- _What to produce_:
In the entries below, find each line with the string "класса" and copy it.

- _Given entries_:
-.-.-
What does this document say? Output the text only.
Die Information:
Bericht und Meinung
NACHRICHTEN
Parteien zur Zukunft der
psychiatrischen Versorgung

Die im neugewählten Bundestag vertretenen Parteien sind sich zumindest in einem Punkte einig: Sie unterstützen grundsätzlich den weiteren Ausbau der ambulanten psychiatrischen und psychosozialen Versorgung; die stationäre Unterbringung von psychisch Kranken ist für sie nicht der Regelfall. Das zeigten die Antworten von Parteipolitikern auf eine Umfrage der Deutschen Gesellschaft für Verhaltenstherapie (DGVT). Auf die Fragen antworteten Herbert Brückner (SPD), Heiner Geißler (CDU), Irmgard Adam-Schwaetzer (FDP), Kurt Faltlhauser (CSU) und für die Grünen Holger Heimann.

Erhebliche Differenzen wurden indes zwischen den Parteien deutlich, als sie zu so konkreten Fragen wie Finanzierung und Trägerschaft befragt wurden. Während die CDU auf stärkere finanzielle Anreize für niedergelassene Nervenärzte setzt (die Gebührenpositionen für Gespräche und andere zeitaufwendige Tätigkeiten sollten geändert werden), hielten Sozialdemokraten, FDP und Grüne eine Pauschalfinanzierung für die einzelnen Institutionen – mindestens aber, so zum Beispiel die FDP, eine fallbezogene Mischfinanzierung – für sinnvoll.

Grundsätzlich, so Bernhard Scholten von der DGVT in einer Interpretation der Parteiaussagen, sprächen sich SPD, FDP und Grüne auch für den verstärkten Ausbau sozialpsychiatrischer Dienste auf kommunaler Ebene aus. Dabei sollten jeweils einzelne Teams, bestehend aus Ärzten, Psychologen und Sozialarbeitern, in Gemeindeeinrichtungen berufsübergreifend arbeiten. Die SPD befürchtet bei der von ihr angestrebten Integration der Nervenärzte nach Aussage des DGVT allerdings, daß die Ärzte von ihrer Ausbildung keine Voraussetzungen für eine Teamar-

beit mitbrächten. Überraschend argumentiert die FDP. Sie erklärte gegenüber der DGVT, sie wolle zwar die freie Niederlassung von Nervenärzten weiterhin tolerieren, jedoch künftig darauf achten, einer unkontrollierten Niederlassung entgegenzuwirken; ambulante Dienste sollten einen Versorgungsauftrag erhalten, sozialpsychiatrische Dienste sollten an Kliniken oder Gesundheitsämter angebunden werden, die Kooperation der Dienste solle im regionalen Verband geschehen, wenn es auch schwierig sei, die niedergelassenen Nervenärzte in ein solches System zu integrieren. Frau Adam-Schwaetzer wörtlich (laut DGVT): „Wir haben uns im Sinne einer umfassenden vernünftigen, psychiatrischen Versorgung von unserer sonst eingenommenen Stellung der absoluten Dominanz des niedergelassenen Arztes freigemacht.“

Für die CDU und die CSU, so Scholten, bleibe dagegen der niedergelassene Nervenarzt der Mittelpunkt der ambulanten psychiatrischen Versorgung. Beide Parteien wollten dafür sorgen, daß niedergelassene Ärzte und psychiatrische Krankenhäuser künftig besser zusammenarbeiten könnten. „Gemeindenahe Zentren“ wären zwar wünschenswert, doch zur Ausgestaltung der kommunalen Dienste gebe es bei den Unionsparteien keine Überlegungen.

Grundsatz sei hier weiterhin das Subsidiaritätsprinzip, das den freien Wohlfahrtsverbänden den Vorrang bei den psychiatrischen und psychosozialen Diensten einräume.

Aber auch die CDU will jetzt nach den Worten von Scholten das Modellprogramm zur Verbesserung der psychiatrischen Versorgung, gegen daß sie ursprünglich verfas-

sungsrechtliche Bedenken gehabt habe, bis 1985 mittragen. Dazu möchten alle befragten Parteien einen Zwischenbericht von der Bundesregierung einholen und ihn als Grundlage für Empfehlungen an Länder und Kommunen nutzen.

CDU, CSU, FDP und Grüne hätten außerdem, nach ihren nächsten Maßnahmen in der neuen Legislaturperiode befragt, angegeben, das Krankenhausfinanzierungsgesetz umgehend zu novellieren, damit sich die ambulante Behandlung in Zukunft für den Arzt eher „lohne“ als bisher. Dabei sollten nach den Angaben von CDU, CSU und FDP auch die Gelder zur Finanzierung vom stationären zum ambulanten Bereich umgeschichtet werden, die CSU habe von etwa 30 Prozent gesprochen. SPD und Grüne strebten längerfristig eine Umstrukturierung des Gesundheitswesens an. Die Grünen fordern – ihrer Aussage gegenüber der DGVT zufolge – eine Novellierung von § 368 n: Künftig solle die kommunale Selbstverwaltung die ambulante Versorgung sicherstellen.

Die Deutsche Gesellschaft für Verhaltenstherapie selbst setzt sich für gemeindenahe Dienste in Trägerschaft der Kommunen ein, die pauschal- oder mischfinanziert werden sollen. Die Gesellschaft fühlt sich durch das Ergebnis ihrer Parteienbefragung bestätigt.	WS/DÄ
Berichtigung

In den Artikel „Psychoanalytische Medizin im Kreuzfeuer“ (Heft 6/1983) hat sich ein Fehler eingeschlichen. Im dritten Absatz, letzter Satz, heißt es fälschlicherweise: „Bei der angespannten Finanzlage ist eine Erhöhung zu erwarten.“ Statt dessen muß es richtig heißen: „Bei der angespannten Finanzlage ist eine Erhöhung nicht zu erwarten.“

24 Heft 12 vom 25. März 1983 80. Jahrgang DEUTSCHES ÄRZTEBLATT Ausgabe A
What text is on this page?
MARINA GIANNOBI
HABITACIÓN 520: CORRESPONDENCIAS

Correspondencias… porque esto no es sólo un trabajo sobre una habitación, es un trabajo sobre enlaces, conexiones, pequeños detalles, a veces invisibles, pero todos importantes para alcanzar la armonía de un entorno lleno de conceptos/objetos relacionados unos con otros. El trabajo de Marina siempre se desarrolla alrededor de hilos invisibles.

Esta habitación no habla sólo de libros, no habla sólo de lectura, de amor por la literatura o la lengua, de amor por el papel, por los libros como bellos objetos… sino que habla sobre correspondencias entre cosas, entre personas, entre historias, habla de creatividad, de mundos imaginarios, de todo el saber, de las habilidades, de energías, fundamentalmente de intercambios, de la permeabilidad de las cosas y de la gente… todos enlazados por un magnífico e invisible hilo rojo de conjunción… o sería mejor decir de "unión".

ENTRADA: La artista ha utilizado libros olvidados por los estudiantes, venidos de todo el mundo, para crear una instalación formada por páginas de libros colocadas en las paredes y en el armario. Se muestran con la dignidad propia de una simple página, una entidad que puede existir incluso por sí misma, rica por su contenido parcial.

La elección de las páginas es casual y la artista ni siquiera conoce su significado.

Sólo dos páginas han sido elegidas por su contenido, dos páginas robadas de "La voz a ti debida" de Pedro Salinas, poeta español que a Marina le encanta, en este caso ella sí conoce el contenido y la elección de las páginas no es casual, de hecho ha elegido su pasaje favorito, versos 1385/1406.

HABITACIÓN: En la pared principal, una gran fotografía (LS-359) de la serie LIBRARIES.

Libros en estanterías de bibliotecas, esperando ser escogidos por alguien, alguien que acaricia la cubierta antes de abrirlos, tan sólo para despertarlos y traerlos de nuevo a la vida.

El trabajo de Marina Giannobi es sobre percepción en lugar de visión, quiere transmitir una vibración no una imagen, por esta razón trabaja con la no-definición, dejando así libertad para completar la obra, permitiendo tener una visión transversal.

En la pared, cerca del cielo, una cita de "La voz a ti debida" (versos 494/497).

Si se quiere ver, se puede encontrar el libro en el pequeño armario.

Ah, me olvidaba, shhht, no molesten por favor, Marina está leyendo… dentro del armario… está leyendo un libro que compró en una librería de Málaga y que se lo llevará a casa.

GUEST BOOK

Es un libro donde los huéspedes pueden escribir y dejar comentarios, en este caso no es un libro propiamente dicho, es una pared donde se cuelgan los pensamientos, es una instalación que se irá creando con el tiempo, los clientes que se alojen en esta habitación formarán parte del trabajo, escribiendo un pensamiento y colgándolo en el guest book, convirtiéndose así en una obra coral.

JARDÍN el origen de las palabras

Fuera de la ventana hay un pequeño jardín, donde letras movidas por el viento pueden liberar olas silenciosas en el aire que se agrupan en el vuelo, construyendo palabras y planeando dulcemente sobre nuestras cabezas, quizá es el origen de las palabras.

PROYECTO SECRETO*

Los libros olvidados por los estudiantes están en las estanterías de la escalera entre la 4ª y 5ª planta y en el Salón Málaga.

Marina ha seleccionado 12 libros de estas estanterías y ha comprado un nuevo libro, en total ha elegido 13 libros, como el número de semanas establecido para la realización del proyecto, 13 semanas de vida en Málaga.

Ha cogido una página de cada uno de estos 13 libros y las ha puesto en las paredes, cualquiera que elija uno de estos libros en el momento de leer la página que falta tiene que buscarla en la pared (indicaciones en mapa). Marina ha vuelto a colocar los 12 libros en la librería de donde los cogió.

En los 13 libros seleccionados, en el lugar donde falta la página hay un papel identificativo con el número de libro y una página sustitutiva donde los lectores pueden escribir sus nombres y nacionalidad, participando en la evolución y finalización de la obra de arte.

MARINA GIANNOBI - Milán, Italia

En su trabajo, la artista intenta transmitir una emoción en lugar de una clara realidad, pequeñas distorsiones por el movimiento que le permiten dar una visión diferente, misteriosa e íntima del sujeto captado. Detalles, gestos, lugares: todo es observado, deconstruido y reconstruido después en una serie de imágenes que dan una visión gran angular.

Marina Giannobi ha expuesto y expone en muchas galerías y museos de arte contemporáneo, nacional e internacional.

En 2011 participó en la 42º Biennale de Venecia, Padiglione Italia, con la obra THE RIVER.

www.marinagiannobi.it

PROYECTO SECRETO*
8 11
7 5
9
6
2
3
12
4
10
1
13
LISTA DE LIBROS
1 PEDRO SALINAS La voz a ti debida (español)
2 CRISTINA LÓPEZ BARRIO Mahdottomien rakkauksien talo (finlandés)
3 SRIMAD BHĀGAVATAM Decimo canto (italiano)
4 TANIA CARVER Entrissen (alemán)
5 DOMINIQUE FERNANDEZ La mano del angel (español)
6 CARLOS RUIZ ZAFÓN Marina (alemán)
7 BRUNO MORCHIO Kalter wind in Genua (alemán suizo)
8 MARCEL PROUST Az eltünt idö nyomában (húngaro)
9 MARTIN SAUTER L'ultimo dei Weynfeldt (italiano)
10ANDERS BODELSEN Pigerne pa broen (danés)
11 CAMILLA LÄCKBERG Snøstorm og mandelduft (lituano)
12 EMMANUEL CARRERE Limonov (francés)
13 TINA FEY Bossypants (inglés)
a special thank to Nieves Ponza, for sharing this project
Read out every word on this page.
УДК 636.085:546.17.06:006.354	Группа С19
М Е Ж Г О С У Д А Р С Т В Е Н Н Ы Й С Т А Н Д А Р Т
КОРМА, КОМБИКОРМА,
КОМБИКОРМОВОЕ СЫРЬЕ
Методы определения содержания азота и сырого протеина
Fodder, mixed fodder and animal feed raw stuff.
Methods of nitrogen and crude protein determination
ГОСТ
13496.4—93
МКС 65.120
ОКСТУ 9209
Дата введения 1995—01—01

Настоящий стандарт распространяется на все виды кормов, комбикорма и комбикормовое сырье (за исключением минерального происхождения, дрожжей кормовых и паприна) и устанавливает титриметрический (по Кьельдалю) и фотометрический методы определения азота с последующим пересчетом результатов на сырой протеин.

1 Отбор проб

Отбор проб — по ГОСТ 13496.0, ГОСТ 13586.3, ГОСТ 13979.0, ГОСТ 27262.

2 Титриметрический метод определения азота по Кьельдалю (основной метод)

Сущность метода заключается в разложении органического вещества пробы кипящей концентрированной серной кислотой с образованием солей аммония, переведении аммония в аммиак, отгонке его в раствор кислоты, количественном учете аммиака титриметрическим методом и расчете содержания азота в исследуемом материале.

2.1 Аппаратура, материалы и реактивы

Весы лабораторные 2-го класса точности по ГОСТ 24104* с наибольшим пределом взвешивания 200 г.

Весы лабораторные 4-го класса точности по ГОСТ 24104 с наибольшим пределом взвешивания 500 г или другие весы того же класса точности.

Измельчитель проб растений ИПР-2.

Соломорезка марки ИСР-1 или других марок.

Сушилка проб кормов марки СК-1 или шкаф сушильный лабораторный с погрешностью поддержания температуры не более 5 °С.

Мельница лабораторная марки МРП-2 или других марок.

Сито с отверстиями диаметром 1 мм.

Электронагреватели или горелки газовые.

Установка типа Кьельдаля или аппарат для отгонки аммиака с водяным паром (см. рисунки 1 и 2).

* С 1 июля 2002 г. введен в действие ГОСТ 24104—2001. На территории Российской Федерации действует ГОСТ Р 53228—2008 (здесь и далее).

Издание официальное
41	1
-.-.-
- _Task response_:
Весы лабораторные 2-го класса точности по ГОСТ 24104* с наибольшим пределом взвешивания 200 г.
Весы лабораторные 4-го класса точности по ГОСТ 24104 с наибольшим пределом взвешивания 500 г или другие весы того же класса точности.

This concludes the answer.